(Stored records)
• • •

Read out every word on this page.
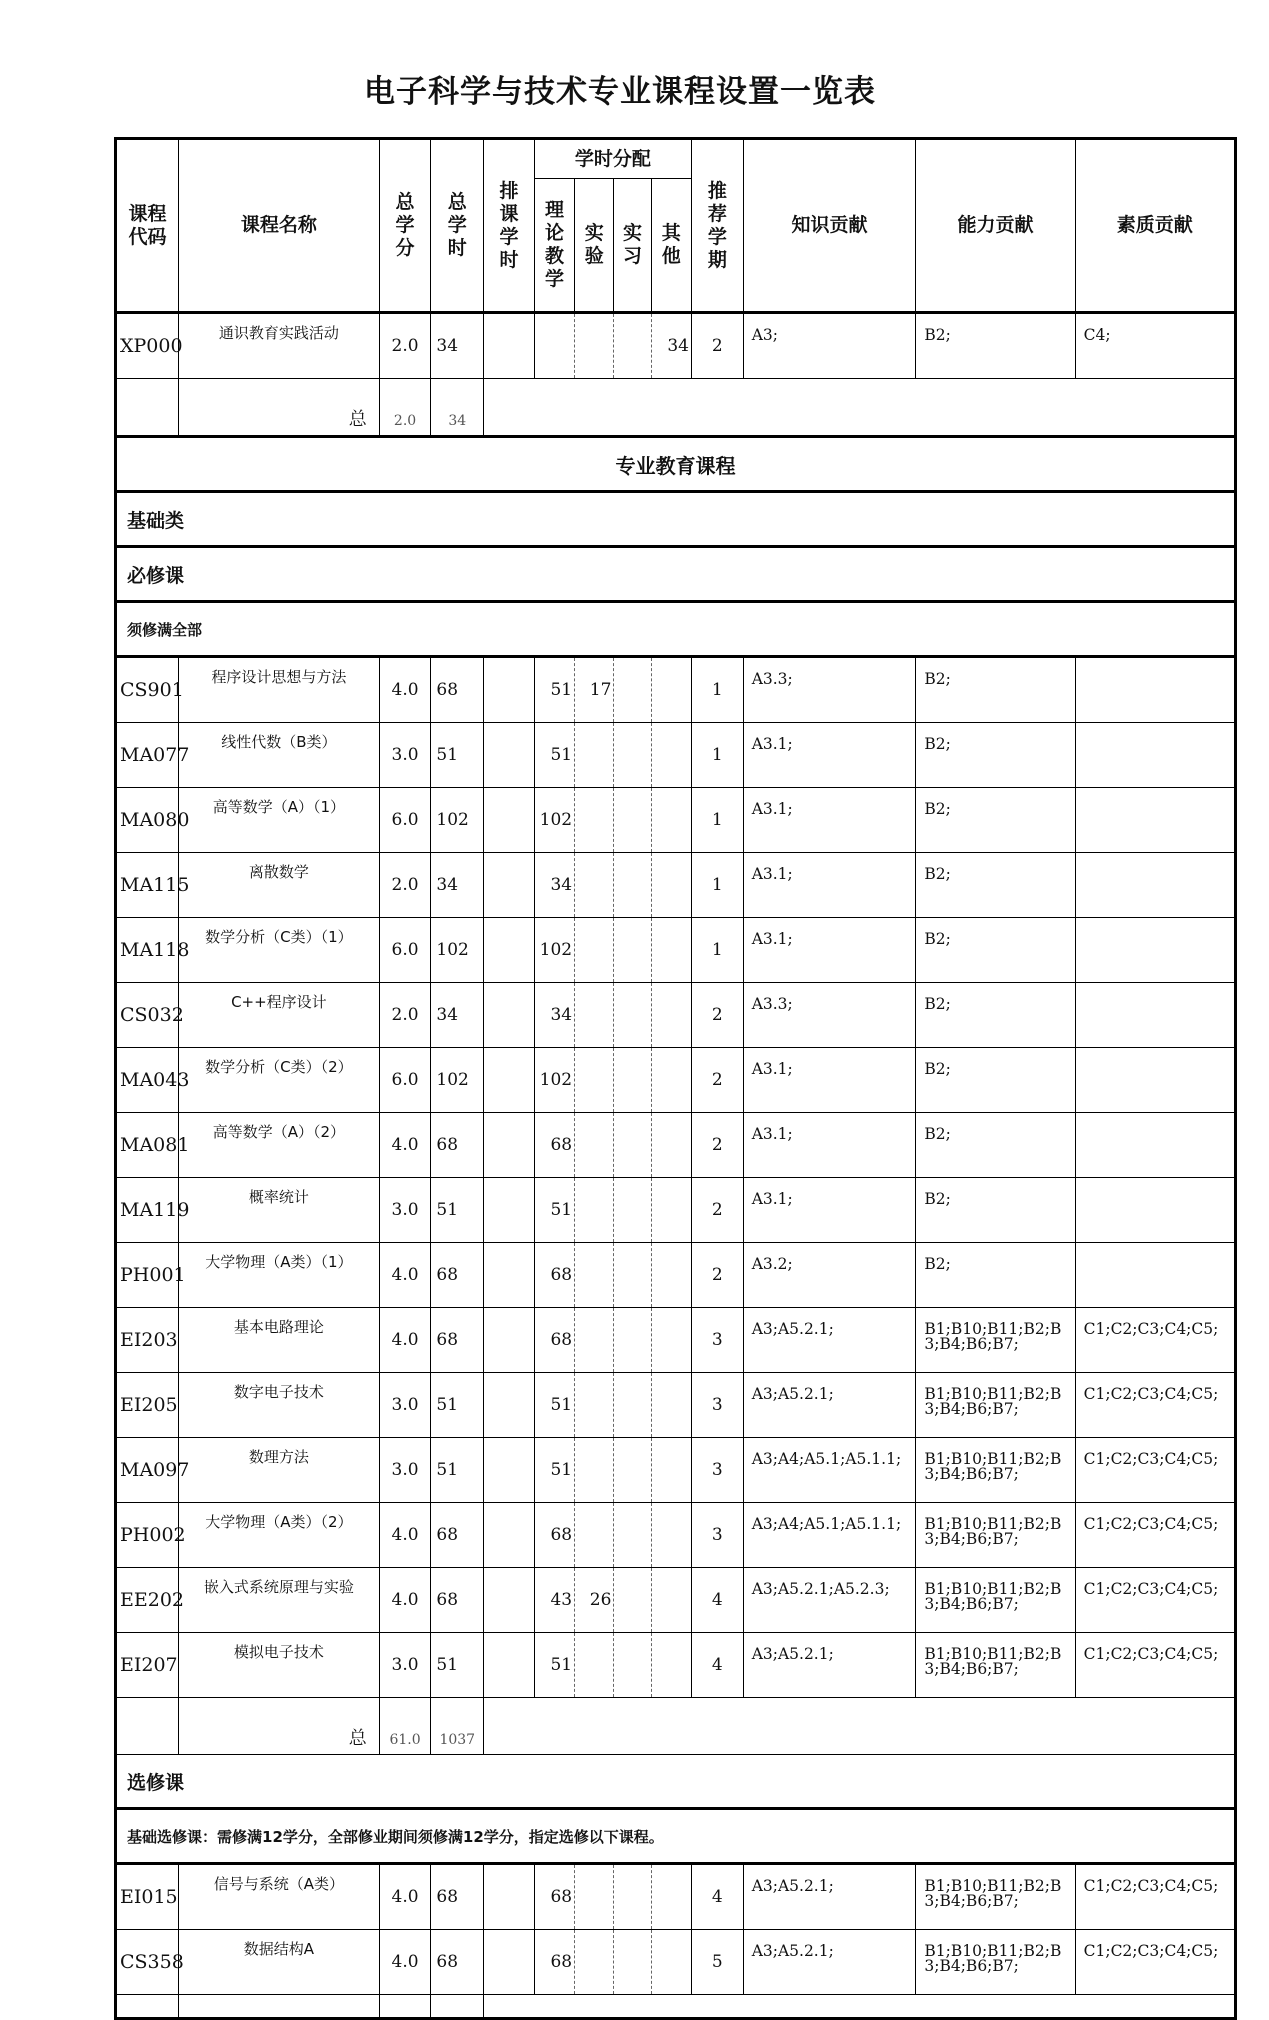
电子科学与技术专业课程设置一览表
课程代码	课程名称	总学分	总学时	排课学时	学时分配				推荐学期	知识贡献	能力贡献	素质贡献
					理论教学	实验	实习	其他				
XP000	通识教育实践活动	2.0	34					34	2	A3;	B2;	C4;
	总	2.0	34									
专业教育课程												
基础类												
必修课												
须修满全部												
CS901	程序设计思想与方法	4.0	68		51	17			1	A3.3;	B2;	
MA077	线性代数（B类）	3.0	51		51				1	A3.1;	B2;	
MA080	高等数学（A）（1）	6.0	102		102				1	A3.1;	B2;	
MA115	离散数学	2.0	34		34				1	A3.1;	B2;	
MA118	数学分析（C类）（1）	6.0	102		102				1	A3.1;	B2;	
CS032	C++程序设计	2.0	34		34				2	A3.3;	B2;	
MA043	数学分析（C类）（2）	6.0	102		102				2	A3.1;	B2;	
MA081	高等数学（A）（2）	4.0	68		68				2	A3.1;	B2;	
MA119	概率统计	3.0	51		51				2	A3.1;	B2;	
PH001	大学物理（A类）（1）	4.0	68		68				2	A3.2;	B2;	
EI203	基本电路理论	4.0	68		68				3	A3;A5.2.1;	B1;B10;B11;B2;B3;B4;B6;B7;	C1;C2;C3;C4;C5;
EI205	数字电子技术	3.0	51		51				3	A3;A5.2.1;	B1;B10;B11;B2;B3;B4;B6;B7;	C1;C2;C3;C4;C5;
MA097	数理方法	3.0	51		51				3	A3;A4;A5.1;A5.1.1;	B1;B10;B11;B2;B3;B4;B6;B7;	C1;C2;C3;C4;C5;
PH002	大学物理（A类）（2）	4.0	68		68				3	A3;A4;A5.1;A5.1.1;	B1;B10;B11;B2;B3;B4;B6;B7;	C1;C2;C3;C4;C5;
EE202	嵌入式系统原理与实验	4.0	68		43	26			4	A3;A5.2.1;A5.2.3;	B1;B10;B11;B2;B3;B4;B6;B7;	C1;C2;C3;C4;C5;
EI207	模拟电子技术	3.0	51		51				4	A3;A5.2.1;	B1;B10;B11;B2;B3;B4;B6;B7;	C1;C2;C3;C4;C5;
	总	61.0	1037									
选修课												
基础选修课：需修满12学分，全部修业期间须修满12学分，指定选修以下课程。												
EI015	信号与系统（A类）	4.0	68		68				4	A3;A5.2.1;	B1;B10;B11;B2;B3;B4;B6;B7;	C1;C2;C3;C4;C5;
CS358	数据结构A	4.0	68		68				5	A3;A5.2.1;	B1;B10;B11;B2;B3;B4;B6;B7;	C1;C2;C3;C4;C5;
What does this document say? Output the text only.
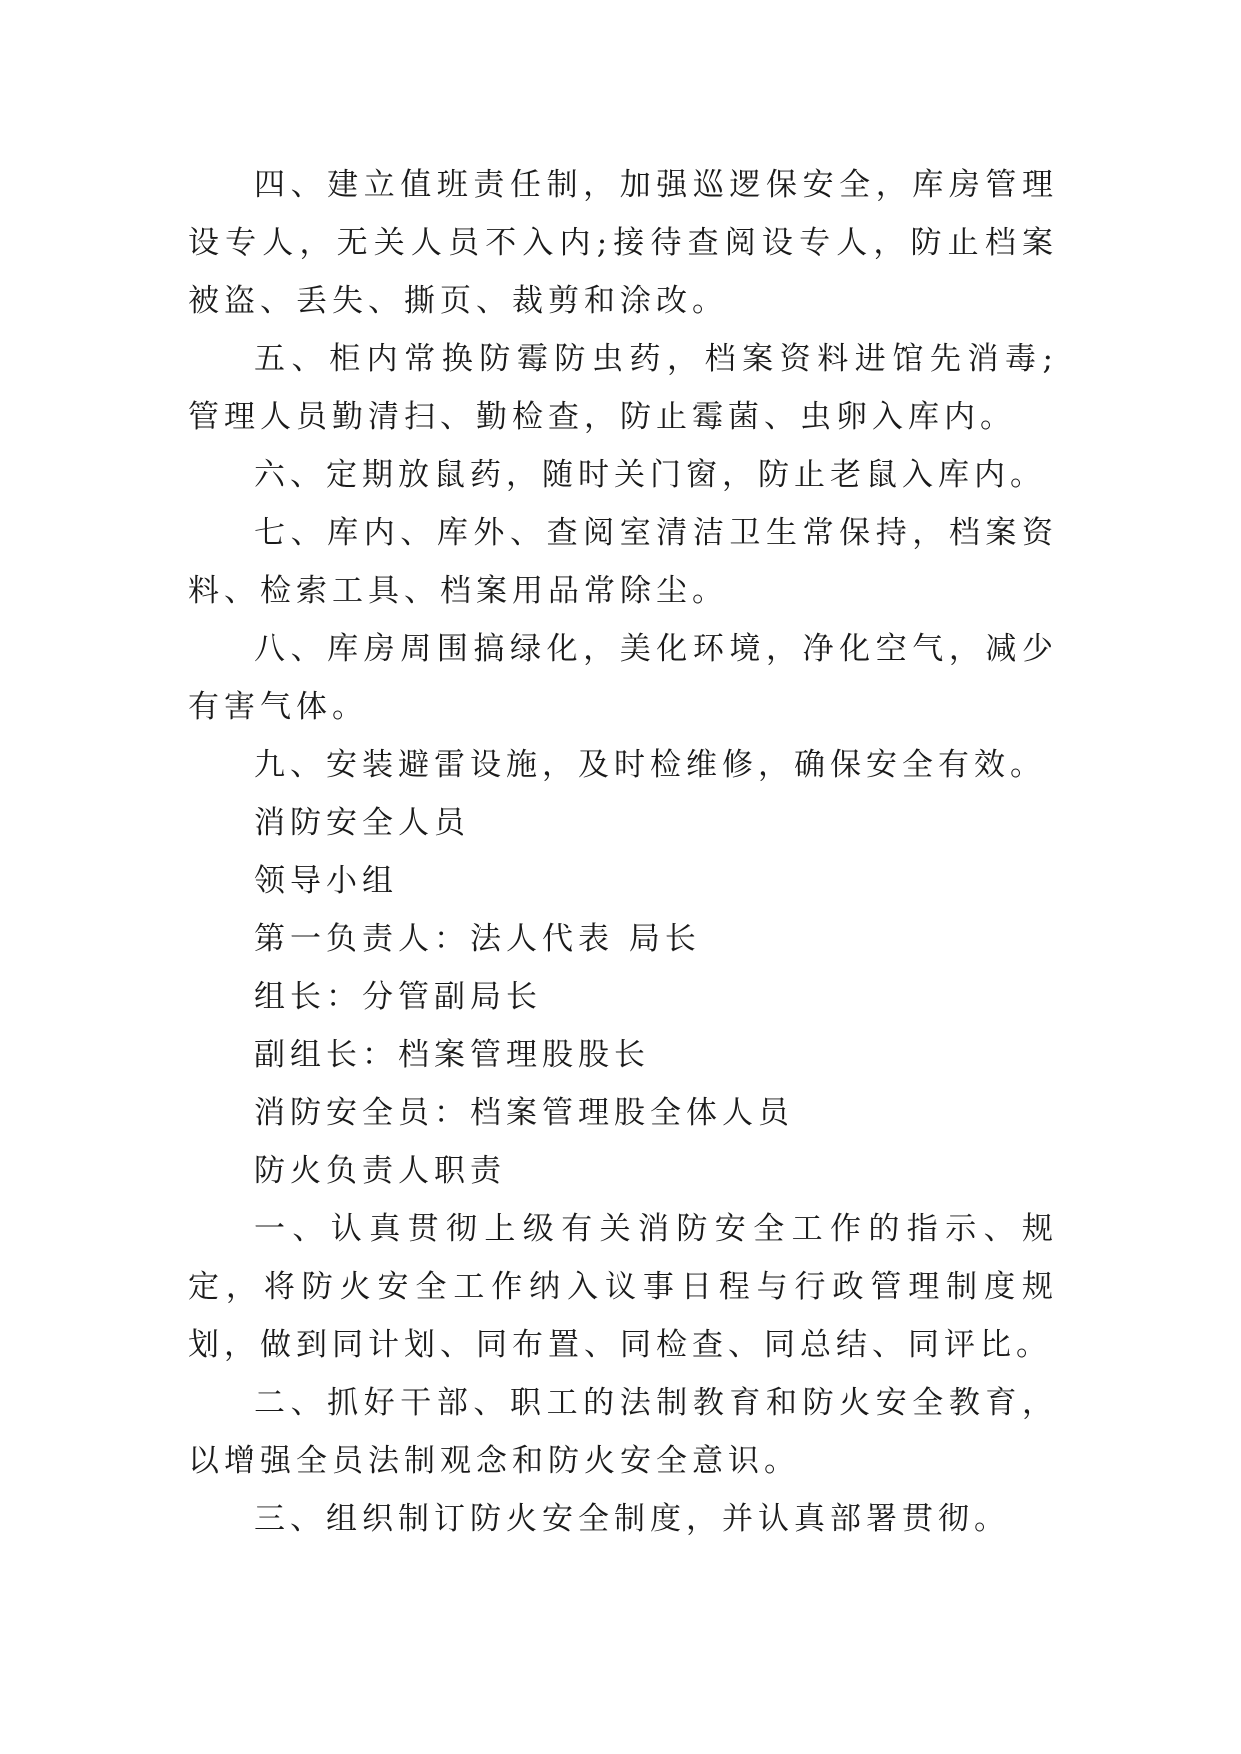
四、建立值班责任制，加强巡逻保安全，库房管理设专人，无关人员不入内;接待查阅设专人，防止档案被盗、丢失、撕页、裁剪和涂改。

五、柜内常换防霉防虫药，档案资料进馆先消毒;管理人员勤清扫、勤检查，防止霉菌、虫卵入库内。

六、定期放鼠药，随时关门窗，防止老鼠入库内。

七、库内、库外、查阅室清洁卫生常保持，档案资料、检索工具、档案用品常除尘。

八、库房周围搞绿化，美化环境，净化空气，减少有害气体。

九、安装避雷设施，及时检维修，确保安全有效。

消防安全人员

领导小组

第一负责人：法人代表 局长

组长：分管副局长

副组长：档案管理股股长

消防安全员：档案管理股全体人员

防火负责人职责

一、认真贯彻上级有关消防安全工作的指示、规定，将防火安全工作纳入议事日程与行政管理制度规划，做到同计划、同布置、同检查、同总结、同评比。

二、抓好干部、职工的法制教育和防火安全教育，以增强全员法制观念和防火安全意识。

三、组织制订防火安全制度，并认真部署贯彻。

• • •

Of the lines above, how many hold the string "大学物理"? Answer with only the number.

2